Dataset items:
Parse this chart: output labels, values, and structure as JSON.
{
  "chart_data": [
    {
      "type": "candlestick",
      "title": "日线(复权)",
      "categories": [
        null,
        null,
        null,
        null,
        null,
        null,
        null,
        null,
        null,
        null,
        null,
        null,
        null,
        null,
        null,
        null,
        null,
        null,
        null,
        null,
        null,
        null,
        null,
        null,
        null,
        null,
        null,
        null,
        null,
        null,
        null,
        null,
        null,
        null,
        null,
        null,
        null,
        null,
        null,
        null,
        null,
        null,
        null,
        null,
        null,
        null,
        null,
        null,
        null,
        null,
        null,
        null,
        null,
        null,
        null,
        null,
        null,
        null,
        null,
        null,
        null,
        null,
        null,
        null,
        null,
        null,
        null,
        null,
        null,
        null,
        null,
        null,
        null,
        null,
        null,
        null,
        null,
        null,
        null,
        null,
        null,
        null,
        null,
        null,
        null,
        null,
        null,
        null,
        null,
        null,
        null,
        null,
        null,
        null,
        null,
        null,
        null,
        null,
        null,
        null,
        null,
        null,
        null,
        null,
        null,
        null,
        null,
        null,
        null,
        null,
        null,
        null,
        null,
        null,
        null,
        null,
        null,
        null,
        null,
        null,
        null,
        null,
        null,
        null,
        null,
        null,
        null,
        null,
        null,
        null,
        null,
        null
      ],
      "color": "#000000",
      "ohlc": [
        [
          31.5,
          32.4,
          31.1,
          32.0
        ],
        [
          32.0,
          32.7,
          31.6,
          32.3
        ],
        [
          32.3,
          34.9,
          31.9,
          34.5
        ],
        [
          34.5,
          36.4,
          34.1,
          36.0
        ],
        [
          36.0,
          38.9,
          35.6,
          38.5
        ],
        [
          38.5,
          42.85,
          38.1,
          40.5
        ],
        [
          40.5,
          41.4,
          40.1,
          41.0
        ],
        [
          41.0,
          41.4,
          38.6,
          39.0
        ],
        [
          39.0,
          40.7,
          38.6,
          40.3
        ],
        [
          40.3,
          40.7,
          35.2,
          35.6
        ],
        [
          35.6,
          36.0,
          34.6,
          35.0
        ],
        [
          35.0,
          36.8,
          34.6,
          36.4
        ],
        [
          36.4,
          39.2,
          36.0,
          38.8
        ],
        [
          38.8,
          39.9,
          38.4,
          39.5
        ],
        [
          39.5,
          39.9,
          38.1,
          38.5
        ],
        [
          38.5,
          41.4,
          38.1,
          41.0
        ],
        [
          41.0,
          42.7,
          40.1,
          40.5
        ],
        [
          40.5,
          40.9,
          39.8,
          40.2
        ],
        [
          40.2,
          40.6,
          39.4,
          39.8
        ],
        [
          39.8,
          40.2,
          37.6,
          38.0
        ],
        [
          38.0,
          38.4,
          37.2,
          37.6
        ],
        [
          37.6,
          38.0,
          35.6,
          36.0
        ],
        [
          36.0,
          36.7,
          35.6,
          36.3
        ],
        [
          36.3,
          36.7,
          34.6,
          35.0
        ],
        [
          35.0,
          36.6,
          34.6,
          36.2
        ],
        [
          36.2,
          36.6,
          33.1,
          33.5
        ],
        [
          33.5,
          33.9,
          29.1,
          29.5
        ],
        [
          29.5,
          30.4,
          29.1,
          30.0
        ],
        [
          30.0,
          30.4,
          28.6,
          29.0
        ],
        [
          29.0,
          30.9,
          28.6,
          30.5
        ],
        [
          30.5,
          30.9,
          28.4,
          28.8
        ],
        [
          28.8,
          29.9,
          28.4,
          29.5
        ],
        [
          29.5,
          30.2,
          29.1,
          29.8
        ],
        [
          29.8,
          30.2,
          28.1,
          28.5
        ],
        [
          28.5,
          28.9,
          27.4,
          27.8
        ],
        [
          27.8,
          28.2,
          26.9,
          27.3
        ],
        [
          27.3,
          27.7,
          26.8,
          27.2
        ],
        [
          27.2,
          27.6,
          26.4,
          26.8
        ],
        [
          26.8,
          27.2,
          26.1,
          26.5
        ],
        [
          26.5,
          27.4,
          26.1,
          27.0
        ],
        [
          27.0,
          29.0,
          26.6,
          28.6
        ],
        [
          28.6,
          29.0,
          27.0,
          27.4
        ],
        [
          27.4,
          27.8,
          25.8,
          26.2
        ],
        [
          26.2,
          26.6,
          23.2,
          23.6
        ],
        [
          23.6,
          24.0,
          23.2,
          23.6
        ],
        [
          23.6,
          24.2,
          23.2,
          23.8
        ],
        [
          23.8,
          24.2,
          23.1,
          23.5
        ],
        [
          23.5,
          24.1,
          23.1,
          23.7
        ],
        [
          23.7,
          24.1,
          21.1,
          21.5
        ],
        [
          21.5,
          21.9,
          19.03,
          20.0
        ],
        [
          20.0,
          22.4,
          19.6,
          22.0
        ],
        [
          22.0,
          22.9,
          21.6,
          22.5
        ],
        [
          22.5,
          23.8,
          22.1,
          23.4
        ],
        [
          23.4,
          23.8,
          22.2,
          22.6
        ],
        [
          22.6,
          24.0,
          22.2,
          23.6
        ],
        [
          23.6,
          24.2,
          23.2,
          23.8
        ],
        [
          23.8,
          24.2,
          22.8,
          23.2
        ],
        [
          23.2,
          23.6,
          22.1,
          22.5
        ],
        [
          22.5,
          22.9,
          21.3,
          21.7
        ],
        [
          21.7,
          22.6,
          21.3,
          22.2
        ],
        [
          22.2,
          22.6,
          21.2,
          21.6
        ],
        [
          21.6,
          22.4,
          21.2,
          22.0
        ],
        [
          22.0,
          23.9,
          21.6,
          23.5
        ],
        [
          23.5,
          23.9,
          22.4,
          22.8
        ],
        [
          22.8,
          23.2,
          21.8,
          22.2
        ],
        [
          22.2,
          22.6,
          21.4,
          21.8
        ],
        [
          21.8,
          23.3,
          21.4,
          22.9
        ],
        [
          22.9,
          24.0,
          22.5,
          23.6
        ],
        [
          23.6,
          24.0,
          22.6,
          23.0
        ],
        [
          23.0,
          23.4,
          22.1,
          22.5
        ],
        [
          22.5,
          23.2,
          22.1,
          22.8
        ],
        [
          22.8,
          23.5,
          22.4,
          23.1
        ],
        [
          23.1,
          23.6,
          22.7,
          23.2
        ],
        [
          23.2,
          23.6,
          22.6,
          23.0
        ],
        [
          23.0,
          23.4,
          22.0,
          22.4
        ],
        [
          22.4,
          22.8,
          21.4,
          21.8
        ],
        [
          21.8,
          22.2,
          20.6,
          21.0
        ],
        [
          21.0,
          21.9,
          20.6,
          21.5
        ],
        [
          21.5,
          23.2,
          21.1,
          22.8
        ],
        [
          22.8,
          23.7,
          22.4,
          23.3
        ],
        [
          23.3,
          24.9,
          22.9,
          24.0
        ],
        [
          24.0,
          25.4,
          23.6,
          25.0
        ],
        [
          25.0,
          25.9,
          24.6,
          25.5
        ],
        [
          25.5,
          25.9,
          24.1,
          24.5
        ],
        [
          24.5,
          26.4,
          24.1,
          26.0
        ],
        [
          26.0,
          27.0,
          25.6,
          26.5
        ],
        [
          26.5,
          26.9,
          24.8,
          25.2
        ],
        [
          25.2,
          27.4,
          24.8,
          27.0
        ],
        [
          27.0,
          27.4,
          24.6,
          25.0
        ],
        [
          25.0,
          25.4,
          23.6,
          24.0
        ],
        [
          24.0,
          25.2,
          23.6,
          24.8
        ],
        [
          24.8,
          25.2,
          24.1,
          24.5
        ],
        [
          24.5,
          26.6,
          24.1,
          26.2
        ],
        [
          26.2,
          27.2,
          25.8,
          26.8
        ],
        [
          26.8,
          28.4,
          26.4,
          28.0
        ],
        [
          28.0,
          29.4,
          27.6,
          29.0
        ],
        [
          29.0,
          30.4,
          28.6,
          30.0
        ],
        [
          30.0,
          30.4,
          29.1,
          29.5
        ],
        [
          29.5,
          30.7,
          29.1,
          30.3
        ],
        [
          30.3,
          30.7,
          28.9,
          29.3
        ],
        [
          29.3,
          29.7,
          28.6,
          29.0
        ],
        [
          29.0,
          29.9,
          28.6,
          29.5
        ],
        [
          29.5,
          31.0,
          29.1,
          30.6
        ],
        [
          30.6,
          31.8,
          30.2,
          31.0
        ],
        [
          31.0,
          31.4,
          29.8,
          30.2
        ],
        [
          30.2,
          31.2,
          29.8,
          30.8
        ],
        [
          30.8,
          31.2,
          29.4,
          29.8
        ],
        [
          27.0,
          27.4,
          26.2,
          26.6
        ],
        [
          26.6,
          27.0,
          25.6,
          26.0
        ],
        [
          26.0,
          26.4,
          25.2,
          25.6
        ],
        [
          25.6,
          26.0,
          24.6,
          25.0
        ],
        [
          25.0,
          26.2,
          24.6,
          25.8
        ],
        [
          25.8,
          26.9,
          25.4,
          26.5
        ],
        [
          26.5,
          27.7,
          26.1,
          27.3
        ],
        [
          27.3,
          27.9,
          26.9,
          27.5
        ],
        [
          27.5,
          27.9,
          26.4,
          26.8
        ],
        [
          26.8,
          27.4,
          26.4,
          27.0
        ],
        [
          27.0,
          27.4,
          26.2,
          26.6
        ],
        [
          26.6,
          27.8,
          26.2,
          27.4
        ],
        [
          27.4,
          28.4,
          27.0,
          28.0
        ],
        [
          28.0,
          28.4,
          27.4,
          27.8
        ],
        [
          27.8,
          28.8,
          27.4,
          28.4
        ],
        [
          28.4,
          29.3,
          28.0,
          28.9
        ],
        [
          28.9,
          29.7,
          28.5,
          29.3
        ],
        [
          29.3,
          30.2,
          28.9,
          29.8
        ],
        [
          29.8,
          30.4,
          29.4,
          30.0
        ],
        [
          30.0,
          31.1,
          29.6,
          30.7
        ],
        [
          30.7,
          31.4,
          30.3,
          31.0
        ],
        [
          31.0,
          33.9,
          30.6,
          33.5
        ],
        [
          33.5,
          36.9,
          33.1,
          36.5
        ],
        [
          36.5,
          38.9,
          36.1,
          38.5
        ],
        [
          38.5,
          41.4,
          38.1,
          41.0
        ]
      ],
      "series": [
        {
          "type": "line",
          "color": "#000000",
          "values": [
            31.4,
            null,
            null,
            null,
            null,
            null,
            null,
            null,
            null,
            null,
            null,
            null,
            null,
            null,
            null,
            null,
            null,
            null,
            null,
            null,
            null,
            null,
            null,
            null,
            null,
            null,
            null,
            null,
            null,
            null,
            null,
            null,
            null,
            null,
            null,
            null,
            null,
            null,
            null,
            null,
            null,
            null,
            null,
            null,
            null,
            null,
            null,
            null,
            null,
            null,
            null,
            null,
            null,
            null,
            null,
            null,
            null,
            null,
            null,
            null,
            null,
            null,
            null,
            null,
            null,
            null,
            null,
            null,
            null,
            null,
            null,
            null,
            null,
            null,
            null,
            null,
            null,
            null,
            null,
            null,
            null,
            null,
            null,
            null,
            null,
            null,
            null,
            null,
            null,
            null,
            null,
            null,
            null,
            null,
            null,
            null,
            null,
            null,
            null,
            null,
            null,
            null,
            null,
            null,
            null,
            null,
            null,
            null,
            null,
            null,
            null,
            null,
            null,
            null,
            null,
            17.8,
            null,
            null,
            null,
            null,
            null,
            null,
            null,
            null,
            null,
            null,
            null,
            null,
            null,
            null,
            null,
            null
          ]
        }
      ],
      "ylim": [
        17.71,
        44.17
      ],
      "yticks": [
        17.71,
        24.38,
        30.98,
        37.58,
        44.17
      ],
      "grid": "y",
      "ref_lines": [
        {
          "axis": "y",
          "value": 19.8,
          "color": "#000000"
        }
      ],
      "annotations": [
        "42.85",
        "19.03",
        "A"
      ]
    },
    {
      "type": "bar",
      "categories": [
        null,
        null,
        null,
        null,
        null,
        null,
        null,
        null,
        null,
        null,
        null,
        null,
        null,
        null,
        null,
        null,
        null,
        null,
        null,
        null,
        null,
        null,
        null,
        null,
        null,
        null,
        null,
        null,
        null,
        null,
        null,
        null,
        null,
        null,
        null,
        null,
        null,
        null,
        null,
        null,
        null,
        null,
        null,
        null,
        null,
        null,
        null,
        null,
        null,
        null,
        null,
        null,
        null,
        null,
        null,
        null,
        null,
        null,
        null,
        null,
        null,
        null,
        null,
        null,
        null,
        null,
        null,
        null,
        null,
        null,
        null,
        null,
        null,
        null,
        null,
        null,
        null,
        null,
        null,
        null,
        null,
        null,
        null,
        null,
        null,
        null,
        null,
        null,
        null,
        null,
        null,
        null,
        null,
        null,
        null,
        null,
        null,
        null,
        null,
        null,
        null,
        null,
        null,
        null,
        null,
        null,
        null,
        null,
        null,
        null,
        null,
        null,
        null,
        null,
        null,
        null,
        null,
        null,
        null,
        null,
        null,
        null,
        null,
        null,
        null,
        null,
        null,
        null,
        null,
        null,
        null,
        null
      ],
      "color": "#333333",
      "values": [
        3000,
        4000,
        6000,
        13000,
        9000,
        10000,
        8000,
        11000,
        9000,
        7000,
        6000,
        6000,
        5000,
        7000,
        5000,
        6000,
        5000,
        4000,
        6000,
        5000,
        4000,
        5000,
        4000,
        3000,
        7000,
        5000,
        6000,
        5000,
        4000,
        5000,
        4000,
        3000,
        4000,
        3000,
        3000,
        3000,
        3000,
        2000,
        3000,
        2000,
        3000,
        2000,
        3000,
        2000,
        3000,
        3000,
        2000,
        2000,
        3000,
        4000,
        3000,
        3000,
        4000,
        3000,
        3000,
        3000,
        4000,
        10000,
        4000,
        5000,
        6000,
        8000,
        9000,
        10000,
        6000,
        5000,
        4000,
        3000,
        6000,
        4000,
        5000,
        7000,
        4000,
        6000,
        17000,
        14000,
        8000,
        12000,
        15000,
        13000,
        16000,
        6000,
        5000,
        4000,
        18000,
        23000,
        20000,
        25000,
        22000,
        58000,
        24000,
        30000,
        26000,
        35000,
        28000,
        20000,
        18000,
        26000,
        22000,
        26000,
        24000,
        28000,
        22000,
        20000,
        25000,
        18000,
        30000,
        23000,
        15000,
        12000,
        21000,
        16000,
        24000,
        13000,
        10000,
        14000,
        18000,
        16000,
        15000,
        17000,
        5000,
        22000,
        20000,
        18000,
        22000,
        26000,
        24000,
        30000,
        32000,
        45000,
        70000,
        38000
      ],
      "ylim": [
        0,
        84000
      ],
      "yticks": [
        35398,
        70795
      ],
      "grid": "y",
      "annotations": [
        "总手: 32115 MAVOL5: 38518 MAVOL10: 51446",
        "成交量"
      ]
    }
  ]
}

■ YOUR INSTRUCTIONS ■
Find the word "type" in the material, then list each line that holds it.

■ EXERCISE RESPONSE ■
      "type": "candlestick",
          "type": "line",
      "type": "bar",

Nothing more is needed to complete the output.